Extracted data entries
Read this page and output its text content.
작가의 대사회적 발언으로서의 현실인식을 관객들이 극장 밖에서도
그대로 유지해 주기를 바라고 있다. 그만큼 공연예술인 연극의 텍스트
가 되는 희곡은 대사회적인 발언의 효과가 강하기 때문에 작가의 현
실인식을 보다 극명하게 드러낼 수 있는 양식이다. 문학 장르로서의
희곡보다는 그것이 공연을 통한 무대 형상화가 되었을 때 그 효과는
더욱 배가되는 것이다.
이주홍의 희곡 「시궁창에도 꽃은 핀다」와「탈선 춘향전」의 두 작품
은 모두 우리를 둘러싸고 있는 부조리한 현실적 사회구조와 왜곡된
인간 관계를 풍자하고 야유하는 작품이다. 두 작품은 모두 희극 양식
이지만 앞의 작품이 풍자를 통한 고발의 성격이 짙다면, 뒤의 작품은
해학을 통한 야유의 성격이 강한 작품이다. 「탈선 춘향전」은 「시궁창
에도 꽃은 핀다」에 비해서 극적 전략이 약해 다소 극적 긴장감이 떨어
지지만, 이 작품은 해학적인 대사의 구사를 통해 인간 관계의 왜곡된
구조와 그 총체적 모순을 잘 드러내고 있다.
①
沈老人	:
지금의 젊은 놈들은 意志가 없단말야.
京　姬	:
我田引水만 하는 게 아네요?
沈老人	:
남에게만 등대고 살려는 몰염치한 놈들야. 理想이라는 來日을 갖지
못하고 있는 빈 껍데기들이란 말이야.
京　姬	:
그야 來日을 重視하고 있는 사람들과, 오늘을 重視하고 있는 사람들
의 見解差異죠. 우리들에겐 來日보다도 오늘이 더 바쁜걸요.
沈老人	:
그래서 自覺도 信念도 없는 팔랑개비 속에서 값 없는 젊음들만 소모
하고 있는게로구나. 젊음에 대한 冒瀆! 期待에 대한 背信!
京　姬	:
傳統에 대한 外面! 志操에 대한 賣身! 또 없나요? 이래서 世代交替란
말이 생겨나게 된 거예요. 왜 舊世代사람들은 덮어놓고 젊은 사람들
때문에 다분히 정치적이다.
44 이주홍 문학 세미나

| Your task |
How many lines in these records hold the string "작품이다"? Reply with the number alone.

| Solution to this task |
2